= AIM =
Where the data below has the string "xlabel", return the whole line.

### RECORDS FOR THE TASK ###

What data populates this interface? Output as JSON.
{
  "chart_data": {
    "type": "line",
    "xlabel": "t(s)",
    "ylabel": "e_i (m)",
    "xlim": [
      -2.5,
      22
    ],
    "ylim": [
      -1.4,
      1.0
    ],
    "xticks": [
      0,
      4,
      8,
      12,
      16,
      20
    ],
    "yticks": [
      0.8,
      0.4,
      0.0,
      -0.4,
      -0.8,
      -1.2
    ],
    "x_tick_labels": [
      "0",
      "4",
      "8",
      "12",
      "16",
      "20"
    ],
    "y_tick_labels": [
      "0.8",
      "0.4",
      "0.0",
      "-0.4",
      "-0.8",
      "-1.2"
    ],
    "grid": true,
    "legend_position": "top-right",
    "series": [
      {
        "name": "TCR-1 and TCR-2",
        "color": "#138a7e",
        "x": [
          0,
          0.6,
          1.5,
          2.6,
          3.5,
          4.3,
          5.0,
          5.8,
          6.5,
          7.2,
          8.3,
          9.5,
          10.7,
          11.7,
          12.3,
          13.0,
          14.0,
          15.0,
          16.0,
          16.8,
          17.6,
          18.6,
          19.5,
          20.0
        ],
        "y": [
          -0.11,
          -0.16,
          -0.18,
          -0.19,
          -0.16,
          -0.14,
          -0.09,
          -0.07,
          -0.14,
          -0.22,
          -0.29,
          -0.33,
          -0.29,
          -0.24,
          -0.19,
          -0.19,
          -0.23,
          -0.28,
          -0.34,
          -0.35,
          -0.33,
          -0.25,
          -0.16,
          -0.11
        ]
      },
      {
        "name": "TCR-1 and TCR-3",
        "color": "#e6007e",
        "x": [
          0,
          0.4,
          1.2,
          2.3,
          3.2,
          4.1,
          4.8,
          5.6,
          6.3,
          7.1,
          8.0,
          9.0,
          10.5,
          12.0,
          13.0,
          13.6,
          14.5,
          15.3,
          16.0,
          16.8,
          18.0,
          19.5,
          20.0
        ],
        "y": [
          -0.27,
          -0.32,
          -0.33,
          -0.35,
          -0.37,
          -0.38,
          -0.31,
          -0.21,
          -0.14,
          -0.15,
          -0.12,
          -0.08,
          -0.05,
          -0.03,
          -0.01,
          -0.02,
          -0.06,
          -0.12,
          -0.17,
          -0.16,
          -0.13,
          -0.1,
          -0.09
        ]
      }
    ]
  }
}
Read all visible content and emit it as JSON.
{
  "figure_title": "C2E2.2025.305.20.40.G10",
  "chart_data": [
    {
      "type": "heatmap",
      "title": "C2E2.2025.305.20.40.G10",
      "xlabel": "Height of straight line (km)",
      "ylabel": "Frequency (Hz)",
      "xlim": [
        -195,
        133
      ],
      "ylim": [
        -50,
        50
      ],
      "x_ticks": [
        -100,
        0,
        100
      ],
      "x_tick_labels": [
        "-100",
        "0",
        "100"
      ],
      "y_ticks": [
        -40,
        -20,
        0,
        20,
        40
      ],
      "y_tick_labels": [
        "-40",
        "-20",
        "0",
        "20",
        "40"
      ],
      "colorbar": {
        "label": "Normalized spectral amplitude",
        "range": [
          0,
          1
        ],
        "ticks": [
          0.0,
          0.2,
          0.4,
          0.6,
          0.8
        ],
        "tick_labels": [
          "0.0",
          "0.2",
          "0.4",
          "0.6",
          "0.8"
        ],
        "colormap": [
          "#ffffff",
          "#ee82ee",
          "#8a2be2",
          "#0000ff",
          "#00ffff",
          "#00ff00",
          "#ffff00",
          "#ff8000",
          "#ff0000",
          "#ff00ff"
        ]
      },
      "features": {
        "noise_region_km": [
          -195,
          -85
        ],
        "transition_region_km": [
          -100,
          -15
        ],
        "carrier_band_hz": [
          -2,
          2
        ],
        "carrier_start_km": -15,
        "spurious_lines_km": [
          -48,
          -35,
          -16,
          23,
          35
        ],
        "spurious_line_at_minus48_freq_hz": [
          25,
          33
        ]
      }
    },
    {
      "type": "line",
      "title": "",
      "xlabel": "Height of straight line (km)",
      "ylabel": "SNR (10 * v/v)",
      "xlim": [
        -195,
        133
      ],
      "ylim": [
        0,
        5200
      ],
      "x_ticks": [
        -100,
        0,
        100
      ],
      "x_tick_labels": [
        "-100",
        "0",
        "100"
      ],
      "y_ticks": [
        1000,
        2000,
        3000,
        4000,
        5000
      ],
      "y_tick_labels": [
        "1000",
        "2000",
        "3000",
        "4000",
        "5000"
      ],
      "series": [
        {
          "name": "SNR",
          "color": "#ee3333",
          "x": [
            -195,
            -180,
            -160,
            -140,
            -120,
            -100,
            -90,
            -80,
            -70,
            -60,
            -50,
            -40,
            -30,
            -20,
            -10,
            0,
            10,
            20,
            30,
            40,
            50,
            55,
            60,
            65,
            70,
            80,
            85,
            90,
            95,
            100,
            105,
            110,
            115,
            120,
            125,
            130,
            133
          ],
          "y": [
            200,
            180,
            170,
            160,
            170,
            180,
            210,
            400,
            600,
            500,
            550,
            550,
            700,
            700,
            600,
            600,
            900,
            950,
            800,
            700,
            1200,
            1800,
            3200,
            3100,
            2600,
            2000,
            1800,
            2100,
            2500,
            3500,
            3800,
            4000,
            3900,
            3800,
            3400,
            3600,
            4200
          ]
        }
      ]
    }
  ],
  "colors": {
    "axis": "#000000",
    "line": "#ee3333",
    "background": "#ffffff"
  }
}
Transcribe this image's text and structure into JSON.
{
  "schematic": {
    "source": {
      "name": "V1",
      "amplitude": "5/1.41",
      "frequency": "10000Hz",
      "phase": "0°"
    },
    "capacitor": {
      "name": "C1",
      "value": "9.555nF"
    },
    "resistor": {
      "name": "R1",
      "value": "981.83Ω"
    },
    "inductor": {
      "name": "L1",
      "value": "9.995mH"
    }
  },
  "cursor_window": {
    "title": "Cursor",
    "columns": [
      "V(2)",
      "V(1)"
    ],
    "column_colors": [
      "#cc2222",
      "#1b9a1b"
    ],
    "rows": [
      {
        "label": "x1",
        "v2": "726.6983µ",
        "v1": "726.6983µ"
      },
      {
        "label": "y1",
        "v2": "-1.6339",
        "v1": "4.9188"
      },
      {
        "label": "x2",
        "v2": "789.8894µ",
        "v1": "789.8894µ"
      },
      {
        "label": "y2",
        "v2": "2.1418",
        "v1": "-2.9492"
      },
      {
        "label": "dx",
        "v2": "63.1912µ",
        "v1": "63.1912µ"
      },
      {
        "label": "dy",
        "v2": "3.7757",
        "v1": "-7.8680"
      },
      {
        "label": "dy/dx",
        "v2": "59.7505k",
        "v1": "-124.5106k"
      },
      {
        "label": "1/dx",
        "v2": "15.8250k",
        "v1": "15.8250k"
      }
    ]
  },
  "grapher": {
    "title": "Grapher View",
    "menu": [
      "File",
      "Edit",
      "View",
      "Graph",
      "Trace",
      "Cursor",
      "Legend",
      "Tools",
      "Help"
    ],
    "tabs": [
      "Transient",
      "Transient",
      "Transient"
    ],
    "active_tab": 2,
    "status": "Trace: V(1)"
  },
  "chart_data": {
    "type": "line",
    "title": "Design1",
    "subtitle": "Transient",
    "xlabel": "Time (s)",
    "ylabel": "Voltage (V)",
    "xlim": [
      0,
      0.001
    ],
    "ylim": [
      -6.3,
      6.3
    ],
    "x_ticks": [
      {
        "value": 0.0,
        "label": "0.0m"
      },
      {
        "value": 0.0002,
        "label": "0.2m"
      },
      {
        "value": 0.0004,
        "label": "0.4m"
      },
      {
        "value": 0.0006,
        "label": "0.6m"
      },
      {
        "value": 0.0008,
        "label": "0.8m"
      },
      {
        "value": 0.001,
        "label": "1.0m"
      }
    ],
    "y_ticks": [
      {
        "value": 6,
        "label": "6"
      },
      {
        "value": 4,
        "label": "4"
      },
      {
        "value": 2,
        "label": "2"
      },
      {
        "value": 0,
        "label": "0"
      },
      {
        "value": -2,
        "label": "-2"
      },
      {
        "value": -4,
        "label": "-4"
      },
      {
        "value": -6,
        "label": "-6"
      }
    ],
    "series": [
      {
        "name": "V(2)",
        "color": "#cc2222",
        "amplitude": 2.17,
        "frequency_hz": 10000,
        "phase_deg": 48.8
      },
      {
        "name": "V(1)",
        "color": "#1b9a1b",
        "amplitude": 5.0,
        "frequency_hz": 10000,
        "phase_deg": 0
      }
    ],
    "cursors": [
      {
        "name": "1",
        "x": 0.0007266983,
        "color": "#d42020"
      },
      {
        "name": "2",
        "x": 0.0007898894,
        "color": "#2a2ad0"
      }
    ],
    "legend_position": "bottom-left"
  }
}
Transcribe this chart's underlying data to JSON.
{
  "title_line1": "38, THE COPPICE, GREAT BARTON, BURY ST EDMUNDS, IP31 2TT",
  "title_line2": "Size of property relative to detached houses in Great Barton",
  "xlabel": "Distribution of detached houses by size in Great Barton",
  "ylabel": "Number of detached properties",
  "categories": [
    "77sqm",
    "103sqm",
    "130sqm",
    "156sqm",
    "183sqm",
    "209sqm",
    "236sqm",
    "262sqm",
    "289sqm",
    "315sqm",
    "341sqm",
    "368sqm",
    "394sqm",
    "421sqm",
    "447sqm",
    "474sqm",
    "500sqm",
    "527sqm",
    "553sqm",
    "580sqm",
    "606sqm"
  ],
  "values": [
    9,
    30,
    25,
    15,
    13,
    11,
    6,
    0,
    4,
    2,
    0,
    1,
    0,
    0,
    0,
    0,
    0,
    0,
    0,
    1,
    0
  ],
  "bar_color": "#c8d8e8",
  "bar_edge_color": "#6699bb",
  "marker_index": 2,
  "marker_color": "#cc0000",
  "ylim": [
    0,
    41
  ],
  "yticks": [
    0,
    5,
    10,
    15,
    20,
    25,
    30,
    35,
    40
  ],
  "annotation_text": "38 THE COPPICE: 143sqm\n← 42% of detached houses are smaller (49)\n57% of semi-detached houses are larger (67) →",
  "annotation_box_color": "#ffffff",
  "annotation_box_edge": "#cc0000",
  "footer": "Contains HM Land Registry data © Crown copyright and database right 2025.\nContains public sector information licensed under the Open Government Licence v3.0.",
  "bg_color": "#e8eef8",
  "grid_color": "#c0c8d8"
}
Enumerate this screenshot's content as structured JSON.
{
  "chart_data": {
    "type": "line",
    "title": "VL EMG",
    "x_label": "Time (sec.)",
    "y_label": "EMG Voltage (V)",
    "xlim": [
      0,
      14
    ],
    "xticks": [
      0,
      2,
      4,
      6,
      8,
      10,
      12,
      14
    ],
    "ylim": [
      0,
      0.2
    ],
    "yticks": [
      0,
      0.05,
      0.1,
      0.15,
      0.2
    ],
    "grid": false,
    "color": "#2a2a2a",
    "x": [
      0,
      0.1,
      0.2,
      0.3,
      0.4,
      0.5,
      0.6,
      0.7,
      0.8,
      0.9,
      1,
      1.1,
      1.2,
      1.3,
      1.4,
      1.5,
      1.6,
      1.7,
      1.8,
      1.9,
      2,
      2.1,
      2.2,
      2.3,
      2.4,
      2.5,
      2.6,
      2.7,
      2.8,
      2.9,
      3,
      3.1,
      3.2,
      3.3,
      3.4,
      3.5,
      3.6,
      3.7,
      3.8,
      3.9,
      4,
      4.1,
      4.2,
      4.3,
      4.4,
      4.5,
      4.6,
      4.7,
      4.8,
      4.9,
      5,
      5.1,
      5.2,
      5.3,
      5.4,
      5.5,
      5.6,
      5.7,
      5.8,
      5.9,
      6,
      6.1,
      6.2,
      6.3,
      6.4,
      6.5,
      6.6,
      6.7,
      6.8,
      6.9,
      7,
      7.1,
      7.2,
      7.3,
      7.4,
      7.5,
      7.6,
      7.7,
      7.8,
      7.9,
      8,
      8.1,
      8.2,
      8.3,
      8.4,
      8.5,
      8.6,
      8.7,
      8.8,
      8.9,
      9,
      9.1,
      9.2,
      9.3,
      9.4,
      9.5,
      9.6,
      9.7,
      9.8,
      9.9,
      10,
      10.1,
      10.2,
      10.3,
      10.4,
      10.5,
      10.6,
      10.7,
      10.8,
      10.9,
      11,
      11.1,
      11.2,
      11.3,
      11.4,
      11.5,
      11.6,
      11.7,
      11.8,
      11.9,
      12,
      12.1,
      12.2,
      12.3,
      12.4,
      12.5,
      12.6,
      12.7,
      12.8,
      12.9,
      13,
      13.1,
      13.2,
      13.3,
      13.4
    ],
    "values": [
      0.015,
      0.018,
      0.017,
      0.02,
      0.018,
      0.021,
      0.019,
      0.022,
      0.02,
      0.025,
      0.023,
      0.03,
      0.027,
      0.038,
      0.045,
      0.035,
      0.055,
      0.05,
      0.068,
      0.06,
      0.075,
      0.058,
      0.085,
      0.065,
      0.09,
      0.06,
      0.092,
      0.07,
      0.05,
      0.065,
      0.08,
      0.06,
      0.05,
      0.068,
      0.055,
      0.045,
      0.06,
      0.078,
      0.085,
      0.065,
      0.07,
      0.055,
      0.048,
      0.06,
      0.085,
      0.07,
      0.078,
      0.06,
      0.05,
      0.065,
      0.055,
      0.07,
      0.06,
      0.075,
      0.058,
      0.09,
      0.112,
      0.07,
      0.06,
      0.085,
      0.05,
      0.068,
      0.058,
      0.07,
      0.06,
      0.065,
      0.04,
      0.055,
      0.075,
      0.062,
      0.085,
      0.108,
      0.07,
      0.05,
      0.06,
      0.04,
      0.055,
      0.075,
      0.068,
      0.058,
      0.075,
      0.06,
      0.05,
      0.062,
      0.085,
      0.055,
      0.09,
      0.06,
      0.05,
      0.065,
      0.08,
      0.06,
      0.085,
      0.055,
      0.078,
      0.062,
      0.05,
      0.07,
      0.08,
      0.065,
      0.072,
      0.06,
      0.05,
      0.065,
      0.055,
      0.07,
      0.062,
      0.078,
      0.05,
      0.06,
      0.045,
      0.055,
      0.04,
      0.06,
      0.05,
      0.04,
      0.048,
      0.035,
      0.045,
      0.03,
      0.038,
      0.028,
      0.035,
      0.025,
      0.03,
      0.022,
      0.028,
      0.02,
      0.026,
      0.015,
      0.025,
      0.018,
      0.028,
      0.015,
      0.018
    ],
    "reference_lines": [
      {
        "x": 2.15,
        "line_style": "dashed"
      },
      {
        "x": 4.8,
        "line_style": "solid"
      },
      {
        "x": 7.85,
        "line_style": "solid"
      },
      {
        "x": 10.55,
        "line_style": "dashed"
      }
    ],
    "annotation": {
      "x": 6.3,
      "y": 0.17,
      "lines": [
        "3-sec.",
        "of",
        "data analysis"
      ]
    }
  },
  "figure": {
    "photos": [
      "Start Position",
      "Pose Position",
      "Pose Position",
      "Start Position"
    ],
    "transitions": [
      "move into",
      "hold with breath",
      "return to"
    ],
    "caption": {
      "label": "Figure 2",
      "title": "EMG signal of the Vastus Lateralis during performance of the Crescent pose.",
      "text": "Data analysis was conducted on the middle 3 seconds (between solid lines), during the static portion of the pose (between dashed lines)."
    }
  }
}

###

= EXERCISE SOLUTION =
    "xlabel": "t(s)",
      "xlabel": "Height of straight line (km)",
      "xlabel": "Height of straight line (km)",
    "xlabel": "Time (s)",
  "xlabel": "Distribution of detached houses by size in Great Barton",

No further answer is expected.